[Exercise brief]
Your task is to restate the data word for word.
--- start of Record set ---
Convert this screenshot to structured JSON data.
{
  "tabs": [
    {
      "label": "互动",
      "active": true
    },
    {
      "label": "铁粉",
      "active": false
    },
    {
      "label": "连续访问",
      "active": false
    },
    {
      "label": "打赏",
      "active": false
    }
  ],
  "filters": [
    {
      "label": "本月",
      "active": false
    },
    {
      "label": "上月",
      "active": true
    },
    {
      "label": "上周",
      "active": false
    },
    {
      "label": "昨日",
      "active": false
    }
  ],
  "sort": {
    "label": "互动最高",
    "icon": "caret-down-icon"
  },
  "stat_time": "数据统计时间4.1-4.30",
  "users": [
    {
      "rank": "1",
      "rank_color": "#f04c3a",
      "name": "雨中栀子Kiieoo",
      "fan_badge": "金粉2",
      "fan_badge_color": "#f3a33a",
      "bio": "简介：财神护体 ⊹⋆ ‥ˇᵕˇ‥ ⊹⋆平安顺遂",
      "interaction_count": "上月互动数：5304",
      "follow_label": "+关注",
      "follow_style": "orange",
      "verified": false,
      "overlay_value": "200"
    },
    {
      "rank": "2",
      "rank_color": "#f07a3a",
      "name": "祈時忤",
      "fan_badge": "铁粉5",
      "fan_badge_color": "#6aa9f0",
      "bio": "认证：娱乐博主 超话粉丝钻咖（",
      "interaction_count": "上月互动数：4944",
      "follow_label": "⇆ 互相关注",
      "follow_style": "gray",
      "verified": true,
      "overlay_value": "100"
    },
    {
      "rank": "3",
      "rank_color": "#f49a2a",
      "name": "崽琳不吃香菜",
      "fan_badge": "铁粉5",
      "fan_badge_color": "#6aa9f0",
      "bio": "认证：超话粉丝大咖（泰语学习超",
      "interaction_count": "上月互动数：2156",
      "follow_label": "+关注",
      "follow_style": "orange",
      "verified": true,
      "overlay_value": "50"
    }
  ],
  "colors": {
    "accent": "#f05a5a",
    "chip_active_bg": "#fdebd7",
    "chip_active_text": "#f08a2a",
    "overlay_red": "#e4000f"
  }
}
--- end of Record set ---
[Written response]
Convert this screenshot to structured JSON data.
{
  "tabs": [
    {
      "label": "互动",
      "active": true
    },
    {
      "label": "铁粉",
      "active": false
    },
    {
      "label": "连续访问",
      "active": false
    },
    {
      "label": "打赏",
      "active": false
    }
  ],
  "filters": [
    {
      "label": "本月",
      "active": false
    },
    {
      "label": "上月",
      "active": true
    },
    {
      "label": "上周",
      "active": false
    },
    {
      "label": "昨日",
      "active": false
    }
  ],
  "sort": {
    "label": "互动最高",
    "icon": "caret-down-icon"
  },
  "stat_time": "数据统计时间4.1-4.30",
  "users": [
    {
      "rank": "1",
      "rank_color": "#f04c3a",
      "name": "雨中栀子Kiieoo",
      "fan_badge": "金粉2",
      "fan_badge_color": "#f3a33a",
      "bio": "简介：财神护体 ⊹⋆ ‥ˇᵕˇ‥ ⊹⋆平安顺遂",
      "interaction_count": "上月互动数：5304",
      "follow_label": "+关注",
      "follow_style": "orange",
      "verified": false,
      "overlay_value": "200"
    },
    {
      "rank": "2",
      "rank_color": "#f07a3a",
      "name": "祈時忤",
      "fan_badge": "铁粉5",
      "fan_badge_color": "#6aa9f0",
      "bio": "认证：娱乐博主 超话粉丝钻咖（",
      "interaction_count": "上月互动数：4944",
      "follow_label": "⇆ 互相关注",
      "follow_style": "gray",
      "verified": true,
      "overlay_value": "100"
    },
    {
      "rank": "3",
      "rank_color": "#f49a2a",
      "name": "崽琳不吃香菜",
      "fan_badge": "铁粉5",
      "fan_badge_color": "#6aa9f0",
      "bio": "认证：超话粉丝大咖（泰语学习超",
      "interaction_count": "上月互动数：2156",
      "follow_label": "+关注",
      "follow_style": "orange",
      "verified": true,
      "overlay_value": "50"
    }
  ],
  "colors": {
    "accent": "#f05a5a",
    "chip_active_bg": "#fdebd7",
    "chip_active_text": "#f08a2a",
    "overlay_red": "#e4000f"
  }
}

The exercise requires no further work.